WORK REQUIRED>
Take the entries below and reproduce them word for word.

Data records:
· · · · ·

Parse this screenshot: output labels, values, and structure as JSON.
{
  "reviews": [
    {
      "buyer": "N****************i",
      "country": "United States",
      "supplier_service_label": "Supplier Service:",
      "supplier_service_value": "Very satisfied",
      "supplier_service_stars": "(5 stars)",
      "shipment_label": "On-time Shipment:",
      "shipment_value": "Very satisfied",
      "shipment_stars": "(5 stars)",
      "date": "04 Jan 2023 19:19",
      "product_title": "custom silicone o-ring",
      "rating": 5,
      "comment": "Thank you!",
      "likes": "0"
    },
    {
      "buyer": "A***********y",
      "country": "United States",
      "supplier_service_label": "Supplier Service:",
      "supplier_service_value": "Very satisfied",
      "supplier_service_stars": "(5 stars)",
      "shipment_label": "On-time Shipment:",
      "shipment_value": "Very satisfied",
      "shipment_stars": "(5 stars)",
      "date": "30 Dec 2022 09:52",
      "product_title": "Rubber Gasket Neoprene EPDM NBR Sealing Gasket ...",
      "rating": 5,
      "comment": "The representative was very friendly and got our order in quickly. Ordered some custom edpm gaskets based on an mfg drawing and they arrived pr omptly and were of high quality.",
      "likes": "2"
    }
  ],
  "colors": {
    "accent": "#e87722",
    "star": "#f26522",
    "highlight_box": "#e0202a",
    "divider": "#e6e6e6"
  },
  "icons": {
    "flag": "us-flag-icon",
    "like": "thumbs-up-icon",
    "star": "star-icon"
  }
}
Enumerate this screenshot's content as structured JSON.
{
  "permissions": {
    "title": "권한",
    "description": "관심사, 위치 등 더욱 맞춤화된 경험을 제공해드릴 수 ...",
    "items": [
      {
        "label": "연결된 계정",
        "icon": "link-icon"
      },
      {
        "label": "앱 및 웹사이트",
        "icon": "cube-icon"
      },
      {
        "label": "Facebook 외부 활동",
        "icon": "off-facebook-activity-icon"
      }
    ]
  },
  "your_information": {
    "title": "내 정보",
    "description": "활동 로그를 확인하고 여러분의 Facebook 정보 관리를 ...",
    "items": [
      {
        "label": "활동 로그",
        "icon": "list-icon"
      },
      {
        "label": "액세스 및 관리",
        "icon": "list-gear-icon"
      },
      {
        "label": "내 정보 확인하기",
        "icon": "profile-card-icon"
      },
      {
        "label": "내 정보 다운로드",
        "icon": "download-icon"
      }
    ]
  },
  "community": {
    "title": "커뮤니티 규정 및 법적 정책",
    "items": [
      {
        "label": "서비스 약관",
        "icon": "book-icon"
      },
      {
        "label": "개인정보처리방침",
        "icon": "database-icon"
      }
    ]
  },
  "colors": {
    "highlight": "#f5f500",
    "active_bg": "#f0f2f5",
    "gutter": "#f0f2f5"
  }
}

· · · · ·

ANSWER>
Parse this screenshot: output labels, values, and structure as JSON.
{
  "reviews": [
    {
      "buyer": "N****************i",
      "country": "United States",
      "supplier_service_label": "Supplier Service:",
      "supplier_service_value": "Very satisfied",
      "supplier_service_stars": "(5 stars)",
      "shipment_label": "On-time Shipment:",
      "shipment_value": "Very satisfied",
      "shipment_stars": "(5 stars)",
      "date": "04 Jan 2023 19:19",
      "product_title": "custom silicone o-ring",
      "rating": 5,
      "comment": "Thank you!",
      "likes": "0"
    },
    {
      "buyer": "A***********y",
      "country": "United States",
      "supplier_service_label": "Supplier Service:",
      "supplier_service_value": "Very satisfied",
      "supplier_service_stars": "(5 stars)",
      "shipment_label": "On-time Shipment:",
      "shipment_value": "Very satisfied",
      "shipment_stars": "(5 stars)",
      "date": "30 Dec 2022 09:52",
      "product_title": "Rubber Gasket Neoprene EPDM NBR Sealing Gasket ...",
      "rating": 5,
      "comment": "The representative was very friendly and got our order in quickly. Ordered some custom edpm gaskets based on an mfg drawing and they arrived pr omptly and were of high quality.",
      "likes": "2"
    }
  ],
  "colors": {
    "accent": "#e87722",
    "star": "#f26522",
    "highlight_box": "#e0202a",
    "divider": "#e6e6e6"
  },
  "icons": {
    "flag": "us-flag-icon",
    "like": "thumbs-up-icon",
    "star": "star-icon"
  }
}
Enumerate this screenshot's content as structured JSON.
{
  "permissions": {
    "title": "권한",
    "description": "관심사, 위치 등 더욱 맞춤화된 경험을 제공해드릴 수 ...",
    "items": [
      {
        "label": "연결된 계정",
        "icon": "link-icon"
      },
      {
        "label": "앱 및 웹사이트",
        "icon": "cube-icon"
      },
      {
        "label": "Facebook 외부 활동",
        "icon": "off-facebook-activity-icon"
      }
    ]
  },
  "your_information": {
    "title": "내 정보",
    "description": "활동 로그를 확인하고 여러분의 Facebook 정보 관리를 ...",
    "items": [
      {
        "label": "활동 로그",
        "icon": "list-icon"
      },
      {
        "label": "액세스 및 관리",
        "icon": "list-gear-icon"
      },
      {
        "label": "내 정보 확인하기",
        "icon": "profile-card-icon"
      },
      {
        "label": "내 정보 다운로드",
        "icon": "download-icon"
      }
    ]
  },
  "community": {
    "title": "커뮤니티 규정 및 법적 정책",
    "items": [
      {
        "label": "서비스 약관",
        "icon": "book-icon"
      },
      {
        "label": "개인정보처리방침",
        "icon": "database-icon"
      }
    ]
  },
  "colors": {
    "highlight": "#f5f500",
    "active_bg": "#f0f2f5",
    "gutter": "#f0f2f5"
  }
}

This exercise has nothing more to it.